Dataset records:
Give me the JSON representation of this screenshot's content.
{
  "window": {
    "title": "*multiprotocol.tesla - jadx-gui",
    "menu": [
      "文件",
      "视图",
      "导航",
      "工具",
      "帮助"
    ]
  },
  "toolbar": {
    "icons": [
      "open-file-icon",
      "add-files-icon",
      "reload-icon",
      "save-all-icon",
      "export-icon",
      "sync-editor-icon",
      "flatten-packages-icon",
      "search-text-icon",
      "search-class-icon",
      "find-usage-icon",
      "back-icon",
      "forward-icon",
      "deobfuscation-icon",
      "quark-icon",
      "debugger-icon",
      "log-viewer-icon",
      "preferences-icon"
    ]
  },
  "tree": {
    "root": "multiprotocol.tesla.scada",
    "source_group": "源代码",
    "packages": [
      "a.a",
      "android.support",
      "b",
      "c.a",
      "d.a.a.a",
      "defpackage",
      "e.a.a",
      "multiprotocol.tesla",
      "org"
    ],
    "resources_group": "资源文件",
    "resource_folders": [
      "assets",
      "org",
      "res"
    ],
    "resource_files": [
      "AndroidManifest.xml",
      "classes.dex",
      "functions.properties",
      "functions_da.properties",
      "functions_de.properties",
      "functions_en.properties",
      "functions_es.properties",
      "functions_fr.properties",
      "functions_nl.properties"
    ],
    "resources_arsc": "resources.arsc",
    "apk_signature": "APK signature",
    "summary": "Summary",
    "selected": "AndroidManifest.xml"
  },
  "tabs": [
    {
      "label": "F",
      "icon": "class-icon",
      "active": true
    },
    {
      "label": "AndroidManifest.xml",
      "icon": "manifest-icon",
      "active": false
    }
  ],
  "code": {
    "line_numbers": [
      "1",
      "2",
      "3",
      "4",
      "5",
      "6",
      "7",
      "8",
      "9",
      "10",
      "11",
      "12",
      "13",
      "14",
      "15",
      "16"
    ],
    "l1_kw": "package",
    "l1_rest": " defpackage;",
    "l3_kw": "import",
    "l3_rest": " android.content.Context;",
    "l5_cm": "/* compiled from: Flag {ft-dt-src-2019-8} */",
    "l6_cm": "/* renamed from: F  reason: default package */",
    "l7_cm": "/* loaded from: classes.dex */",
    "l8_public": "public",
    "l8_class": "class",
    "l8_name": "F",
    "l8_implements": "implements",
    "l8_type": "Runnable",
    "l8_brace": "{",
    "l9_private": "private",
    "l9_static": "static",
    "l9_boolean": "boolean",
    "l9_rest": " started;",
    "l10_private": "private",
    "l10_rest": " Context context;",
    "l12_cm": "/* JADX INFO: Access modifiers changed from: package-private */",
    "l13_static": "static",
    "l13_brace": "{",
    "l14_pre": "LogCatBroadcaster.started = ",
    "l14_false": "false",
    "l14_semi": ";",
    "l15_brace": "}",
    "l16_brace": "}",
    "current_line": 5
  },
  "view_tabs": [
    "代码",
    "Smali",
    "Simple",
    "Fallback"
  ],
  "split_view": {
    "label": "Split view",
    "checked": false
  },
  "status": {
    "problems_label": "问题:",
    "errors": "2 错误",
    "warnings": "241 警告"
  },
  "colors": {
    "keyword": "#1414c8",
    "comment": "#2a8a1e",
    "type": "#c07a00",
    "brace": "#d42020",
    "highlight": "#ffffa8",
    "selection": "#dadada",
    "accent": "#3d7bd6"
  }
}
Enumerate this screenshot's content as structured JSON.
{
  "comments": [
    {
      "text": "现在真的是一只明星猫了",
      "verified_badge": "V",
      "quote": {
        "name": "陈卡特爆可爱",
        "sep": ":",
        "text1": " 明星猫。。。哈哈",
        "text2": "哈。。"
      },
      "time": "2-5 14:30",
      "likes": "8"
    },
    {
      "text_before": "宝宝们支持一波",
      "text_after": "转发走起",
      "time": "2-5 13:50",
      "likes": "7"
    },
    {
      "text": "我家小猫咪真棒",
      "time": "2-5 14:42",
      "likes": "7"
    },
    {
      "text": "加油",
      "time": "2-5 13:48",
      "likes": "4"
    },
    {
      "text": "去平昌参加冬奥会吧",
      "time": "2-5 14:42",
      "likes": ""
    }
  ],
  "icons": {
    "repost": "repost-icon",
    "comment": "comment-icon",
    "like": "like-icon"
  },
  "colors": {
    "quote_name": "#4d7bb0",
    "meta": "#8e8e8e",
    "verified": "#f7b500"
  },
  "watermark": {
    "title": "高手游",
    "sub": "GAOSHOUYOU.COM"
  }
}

▶ [What to do]
Say how many lines above hold the word "title", giving only the count.

▶ [Reply]
2